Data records
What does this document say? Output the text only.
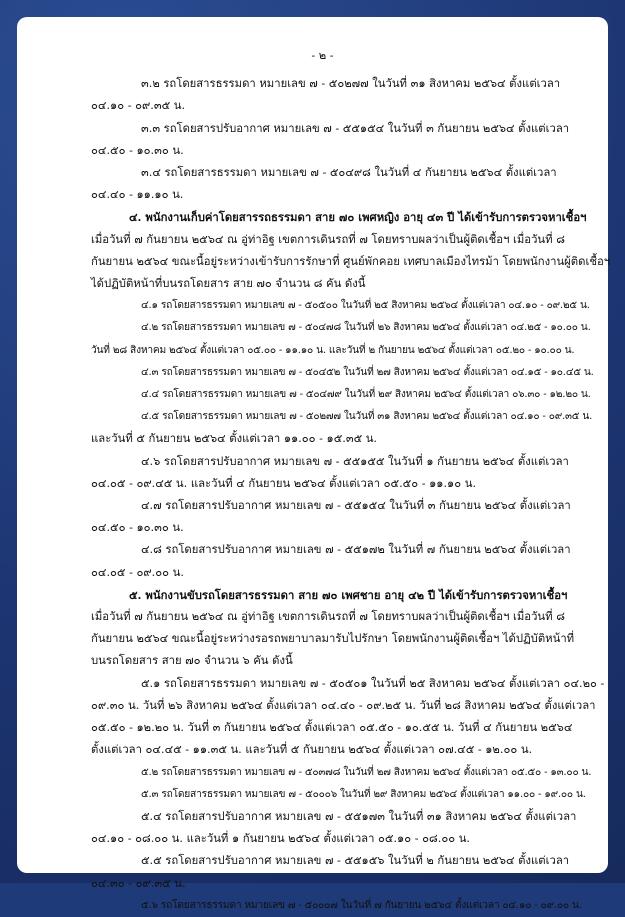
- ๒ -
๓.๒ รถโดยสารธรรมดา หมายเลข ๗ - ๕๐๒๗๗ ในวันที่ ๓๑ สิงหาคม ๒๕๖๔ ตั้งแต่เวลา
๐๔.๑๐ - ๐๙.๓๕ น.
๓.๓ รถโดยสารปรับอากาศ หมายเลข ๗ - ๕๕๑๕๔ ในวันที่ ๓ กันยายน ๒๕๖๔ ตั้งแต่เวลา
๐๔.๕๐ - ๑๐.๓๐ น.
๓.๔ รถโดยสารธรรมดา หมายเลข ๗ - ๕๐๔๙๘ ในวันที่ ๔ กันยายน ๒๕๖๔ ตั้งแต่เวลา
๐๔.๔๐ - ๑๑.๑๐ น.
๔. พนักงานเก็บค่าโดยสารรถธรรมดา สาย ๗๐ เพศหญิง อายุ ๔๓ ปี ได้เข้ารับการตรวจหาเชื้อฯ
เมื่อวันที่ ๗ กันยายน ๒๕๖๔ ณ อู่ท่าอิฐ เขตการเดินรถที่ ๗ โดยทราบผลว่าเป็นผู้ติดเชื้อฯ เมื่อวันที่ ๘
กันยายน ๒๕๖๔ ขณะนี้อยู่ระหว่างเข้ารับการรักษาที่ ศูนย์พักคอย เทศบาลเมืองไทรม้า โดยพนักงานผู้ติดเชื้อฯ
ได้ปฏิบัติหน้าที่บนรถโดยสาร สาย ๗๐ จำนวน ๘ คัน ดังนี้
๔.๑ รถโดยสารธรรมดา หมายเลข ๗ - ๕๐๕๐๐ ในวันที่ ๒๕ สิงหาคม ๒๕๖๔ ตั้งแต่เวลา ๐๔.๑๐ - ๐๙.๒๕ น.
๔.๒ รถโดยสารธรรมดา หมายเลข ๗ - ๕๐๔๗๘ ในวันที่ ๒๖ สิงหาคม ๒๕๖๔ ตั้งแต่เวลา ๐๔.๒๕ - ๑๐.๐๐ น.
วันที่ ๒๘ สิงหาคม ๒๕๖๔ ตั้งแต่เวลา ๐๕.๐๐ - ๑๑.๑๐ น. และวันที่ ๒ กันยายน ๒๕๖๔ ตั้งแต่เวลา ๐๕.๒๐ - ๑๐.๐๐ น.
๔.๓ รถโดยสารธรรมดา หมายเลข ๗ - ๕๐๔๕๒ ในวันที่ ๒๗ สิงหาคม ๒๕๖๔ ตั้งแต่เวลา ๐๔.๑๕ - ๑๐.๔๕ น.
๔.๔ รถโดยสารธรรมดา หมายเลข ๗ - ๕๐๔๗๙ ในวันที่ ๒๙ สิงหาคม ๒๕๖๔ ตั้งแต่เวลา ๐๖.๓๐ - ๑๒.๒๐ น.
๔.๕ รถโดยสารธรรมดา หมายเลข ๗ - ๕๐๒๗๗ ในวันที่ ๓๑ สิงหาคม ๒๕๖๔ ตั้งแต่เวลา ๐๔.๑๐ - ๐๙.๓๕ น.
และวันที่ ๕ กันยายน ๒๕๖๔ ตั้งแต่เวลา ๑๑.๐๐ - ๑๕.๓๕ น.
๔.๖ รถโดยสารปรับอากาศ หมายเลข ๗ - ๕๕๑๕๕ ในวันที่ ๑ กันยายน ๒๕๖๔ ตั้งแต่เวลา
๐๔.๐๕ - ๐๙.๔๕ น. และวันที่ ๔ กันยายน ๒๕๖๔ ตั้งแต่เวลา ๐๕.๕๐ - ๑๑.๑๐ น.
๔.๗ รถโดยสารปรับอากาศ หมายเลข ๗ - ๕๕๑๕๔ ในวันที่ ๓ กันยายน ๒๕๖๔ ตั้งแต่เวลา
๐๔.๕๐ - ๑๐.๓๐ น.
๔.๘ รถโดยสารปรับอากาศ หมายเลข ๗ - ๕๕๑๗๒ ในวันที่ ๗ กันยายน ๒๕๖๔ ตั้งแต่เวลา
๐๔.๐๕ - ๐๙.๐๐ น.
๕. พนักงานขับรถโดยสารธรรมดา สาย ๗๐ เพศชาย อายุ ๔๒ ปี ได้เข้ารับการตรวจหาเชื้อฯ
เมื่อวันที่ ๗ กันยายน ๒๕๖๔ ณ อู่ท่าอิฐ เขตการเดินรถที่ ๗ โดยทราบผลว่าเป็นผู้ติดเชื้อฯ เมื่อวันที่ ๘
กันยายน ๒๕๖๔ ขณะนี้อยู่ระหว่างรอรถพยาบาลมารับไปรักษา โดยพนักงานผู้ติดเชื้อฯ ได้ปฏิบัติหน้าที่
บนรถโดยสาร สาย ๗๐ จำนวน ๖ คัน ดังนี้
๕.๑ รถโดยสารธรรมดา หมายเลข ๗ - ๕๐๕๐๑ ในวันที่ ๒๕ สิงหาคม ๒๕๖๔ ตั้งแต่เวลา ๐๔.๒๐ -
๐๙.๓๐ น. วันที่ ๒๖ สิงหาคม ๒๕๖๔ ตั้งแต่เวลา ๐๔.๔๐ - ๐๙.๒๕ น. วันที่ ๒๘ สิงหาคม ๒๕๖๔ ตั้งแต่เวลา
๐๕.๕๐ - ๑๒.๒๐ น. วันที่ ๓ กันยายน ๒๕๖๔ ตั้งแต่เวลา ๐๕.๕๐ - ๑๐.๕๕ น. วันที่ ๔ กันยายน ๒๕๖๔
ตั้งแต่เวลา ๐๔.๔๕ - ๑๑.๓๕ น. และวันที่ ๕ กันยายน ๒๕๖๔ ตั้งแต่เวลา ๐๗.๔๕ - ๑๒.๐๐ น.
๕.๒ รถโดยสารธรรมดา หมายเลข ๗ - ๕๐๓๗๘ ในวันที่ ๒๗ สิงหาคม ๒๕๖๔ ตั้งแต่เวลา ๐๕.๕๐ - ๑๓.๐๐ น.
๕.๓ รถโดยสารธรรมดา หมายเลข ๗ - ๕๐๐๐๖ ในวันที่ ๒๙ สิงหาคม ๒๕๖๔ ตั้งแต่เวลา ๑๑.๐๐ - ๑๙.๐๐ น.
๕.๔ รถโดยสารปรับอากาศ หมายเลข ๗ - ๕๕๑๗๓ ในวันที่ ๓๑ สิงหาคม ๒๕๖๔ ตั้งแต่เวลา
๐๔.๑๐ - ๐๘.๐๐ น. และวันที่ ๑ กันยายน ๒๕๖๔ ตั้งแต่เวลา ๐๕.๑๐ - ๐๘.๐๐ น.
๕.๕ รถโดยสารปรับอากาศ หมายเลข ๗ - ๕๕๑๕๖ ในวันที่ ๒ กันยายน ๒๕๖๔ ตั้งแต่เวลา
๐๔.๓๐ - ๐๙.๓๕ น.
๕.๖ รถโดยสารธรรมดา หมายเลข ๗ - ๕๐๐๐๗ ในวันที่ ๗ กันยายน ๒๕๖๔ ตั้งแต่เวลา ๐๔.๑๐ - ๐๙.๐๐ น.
---
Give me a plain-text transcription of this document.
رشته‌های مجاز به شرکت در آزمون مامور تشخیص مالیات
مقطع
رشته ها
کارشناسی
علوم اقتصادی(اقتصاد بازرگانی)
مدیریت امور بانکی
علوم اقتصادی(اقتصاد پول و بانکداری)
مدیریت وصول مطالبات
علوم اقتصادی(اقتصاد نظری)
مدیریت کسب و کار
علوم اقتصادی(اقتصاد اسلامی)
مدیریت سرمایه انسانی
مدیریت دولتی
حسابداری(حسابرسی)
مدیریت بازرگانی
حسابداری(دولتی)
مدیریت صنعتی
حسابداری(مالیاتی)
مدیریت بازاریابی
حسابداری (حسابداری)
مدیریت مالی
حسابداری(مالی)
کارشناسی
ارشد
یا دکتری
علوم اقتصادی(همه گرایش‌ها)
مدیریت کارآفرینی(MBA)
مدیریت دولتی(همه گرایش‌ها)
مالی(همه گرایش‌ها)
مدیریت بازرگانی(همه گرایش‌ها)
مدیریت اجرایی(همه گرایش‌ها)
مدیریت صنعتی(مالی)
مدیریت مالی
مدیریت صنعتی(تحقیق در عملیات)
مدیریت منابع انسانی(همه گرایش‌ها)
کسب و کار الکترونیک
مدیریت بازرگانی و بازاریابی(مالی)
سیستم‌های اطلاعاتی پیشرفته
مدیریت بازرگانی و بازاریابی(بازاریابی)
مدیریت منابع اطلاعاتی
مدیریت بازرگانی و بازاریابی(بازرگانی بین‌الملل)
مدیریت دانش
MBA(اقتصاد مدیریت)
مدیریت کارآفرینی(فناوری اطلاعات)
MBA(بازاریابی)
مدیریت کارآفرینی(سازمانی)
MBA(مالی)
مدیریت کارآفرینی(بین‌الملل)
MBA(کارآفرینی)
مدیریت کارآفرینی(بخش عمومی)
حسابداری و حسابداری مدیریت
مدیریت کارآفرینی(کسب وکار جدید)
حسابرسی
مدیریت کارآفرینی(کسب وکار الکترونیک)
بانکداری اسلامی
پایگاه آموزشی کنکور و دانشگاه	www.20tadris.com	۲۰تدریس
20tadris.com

Set task:
Find every line in the records above that contains the word "گرایش", and copy each one.

Task answer:
علوم اقتصادی(همه گرایش‌ها)
مدیریت دولتی(همه گرایش‌ها)
مالی(همه گرایش‌ها)
مدیریت بازرگانی(همه گرایش‌ها)
مدیریت اجرایی(همه گرایش‌ها)
مدیریت منابع انسانی(همه گرایش‌ها)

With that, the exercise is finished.